[Problem description]:
Show every line of the records below that contains the word "unserer".

========================================

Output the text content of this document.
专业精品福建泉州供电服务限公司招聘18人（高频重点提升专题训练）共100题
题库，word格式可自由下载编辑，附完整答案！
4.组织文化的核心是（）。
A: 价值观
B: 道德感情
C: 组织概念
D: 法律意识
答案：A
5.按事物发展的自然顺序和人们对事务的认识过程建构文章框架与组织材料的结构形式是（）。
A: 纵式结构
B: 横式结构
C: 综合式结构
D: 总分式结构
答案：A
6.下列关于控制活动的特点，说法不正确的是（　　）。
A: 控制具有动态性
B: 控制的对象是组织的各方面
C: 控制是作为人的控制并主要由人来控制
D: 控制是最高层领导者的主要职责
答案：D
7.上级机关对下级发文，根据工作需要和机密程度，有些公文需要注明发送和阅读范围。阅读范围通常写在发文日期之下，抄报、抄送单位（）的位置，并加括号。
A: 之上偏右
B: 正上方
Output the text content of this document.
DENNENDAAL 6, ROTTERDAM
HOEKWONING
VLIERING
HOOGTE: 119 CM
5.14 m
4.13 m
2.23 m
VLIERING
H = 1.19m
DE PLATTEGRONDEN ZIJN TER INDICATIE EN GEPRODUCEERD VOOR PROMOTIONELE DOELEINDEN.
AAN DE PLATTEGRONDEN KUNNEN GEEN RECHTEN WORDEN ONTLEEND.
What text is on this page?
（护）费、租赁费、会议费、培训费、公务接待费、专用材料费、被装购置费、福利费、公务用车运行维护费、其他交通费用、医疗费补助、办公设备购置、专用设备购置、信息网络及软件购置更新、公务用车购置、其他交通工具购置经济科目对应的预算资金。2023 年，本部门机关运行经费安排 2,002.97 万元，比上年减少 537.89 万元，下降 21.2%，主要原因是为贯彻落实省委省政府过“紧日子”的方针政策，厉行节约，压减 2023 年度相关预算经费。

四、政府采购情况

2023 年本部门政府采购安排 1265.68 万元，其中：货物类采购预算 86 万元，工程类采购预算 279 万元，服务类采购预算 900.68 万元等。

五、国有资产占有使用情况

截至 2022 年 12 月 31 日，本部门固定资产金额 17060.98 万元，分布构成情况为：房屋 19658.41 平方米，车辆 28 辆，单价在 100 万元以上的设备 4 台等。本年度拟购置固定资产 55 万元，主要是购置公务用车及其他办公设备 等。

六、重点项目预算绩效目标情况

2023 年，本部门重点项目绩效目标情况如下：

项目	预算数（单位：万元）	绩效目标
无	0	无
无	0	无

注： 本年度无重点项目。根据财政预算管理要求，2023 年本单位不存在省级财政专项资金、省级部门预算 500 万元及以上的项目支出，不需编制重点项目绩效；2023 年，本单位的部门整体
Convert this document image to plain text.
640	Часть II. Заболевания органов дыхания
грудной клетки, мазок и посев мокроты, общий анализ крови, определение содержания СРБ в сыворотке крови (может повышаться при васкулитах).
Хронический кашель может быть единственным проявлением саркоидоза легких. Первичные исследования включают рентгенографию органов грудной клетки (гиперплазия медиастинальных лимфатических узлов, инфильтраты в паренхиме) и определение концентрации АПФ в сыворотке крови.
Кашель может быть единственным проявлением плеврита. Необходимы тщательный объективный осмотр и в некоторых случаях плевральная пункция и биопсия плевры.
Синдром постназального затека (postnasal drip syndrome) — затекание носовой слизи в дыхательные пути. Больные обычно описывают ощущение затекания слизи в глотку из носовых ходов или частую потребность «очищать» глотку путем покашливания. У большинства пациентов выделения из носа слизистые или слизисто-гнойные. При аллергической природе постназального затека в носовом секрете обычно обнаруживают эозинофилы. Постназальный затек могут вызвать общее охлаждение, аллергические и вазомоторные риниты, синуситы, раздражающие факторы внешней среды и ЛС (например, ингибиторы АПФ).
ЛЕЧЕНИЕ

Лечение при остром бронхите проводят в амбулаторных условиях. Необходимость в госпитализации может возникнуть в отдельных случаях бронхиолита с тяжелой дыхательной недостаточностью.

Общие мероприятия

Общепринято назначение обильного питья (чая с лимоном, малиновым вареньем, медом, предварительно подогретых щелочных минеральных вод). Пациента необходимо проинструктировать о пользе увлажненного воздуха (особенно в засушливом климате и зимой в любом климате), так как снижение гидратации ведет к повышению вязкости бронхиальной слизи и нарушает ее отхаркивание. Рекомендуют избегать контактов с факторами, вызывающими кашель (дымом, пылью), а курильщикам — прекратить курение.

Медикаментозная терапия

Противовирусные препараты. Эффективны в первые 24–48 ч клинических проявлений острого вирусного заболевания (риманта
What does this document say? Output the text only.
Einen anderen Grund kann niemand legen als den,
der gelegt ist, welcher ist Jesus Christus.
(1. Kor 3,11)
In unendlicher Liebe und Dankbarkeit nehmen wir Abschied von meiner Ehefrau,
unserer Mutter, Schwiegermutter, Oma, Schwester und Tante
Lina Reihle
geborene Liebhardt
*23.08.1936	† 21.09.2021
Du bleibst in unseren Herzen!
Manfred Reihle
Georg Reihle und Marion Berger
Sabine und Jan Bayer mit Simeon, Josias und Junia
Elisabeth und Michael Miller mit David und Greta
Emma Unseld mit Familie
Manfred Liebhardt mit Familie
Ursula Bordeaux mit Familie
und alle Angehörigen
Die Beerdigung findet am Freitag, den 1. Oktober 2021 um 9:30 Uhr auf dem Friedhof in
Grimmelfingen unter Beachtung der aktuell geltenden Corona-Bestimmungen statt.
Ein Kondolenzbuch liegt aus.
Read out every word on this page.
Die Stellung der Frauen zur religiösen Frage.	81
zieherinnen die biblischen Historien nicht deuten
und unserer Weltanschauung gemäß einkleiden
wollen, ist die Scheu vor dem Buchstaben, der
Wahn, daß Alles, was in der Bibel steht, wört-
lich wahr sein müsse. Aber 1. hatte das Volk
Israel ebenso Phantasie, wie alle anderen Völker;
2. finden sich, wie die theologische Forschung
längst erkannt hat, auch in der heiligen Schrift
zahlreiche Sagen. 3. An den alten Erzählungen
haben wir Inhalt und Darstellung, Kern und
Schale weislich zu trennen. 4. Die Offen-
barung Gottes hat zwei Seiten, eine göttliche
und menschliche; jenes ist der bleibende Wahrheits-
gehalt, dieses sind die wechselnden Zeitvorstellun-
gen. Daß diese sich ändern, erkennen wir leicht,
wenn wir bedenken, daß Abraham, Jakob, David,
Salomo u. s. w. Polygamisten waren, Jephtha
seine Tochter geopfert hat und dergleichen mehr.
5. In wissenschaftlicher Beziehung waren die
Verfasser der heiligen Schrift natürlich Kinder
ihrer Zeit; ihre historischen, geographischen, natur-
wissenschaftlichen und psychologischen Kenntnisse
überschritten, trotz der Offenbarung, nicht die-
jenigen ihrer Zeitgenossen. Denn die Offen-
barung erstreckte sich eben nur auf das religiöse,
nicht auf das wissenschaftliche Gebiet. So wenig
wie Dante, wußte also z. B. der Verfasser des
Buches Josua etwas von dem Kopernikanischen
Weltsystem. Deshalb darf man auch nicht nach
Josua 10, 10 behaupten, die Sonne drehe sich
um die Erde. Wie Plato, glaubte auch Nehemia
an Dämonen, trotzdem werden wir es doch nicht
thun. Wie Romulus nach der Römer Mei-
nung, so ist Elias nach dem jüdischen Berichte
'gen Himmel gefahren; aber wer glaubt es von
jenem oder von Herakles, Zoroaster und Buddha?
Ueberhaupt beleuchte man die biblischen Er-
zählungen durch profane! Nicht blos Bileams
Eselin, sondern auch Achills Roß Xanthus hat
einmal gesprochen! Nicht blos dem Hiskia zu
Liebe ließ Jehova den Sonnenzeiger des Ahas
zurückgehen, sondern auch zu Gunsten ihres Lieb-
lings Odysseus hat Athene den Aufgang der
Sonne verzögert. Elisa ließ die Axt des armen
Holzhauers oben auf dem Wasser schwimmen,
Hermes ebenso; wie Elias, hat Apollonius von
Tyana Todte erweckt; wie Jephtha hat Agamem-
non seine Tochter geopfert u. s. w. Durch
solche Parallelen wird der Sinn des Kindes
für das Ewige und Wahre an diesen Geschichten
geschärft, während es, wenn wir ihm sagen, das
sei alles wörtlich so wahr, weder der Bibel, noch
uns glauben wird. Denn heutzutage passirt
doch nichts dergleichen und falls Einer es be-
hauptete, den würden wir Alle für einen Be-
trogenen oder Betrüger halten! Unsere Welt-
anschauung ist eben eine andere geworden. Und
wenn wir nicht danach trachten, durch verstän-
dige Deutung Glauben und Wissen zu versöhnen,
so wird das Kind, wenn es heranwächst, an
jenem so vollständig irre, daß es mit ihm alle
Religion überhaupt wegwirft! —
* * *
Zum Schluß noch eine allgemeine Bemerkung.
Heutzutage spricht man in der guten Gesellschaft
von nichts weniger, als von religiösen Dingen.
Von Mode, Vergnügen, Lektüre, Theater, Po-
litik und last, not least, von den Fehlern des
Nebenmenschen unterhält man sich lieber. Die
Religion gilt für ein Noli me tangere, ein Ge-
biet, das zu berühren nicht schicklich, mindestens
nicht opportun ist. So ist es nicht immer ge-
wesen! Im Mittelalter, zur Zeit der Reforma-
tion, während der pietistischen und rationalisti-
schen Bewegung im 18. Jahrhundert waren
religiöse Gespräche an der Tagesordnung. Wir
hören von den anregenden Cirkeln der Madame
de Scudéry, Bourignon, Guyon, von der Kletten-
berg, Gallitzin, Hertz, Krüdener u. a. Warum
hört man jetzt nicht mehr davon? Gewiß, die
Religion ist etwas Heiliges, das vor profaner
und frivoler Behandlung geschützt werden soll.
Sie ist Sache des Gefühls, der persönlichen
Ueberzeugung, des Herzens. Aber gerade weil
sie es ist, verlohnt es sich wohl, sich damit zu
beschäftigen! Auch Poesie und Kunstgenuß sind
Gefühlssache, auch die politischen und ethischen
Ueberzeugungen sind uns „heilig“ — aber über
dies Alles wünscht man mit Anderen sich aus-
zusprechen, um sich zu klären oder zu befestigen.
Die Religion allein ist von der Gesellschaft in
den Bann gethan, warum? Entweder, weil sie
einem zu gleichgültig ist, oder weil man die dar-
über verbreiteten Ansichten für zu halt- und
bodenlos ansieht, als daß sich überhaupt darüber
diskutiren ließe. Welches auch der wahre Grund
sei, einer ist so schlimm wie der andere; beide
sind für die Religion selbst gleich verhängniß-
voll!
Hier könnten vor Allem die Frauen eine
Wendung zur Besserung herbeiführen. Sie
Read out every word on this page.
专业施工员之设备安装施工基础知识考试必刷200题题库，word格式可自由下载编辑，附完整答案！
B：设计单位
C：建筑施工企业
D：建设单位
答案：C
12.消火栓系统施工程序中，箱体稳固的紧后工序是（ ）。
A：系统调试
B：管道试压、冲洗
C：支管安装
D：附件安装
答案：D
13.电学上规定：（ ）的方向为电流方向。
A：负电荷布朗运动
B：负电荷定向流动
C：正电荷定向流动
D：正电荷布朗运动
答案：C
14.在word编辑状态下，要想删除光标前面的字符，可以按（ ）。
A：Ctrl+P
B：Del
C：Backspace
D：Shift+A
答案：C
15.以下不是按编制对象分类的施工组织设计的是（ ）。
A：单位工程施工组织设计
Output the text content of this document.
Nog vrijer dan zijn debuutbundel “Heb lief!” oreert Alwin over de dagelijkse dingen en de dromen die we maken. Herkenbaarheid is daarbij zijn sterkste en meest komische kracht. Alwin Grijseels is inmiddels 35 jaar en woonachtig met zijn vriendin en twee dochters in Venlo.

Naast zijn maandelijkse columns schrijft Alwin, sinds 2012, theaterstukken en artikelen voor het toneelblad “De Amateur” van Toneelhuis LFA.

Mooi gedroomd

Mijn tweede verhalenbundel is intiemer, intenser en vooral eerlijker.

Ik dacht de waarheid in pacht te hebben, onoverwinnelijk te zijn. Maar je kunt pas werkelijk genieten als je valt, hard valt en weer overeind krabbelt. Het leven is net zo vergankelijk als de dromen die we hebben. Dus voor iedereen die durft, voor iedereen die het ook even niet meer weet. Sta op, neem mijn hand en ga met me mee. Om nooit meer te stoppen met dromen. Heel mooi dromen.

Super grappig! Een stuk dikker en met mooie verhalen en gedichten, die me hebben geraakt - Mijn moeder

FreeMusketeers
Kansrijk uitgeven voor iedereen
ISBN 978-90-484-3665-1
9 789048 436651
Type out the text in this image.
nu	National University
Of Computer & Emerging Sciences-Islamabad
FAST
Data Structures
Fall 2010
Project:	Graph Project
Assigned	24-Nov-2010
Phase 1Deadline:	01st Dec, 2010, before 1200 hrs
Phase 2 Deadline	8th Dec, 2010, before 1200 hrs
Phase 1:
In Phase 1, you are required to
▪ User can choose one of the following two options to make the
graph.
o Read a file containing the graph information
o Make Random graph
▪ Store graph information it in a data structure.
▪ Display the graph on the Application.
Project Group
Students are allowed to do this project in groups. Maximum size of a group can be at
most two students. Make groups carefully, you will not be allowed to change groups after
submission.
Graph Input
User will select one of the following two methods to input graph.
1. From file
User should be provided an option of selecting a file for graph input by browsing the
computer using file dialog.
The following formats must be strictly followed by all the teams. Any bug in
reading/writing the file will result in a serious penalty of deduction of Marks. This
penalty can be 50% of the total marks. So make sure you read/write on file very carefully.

========================================

[Result]:
unserer Mutter, Schwiegermutter, Oma, Schwester und Tante
und unserer Weltanschauung gemäß einkleiden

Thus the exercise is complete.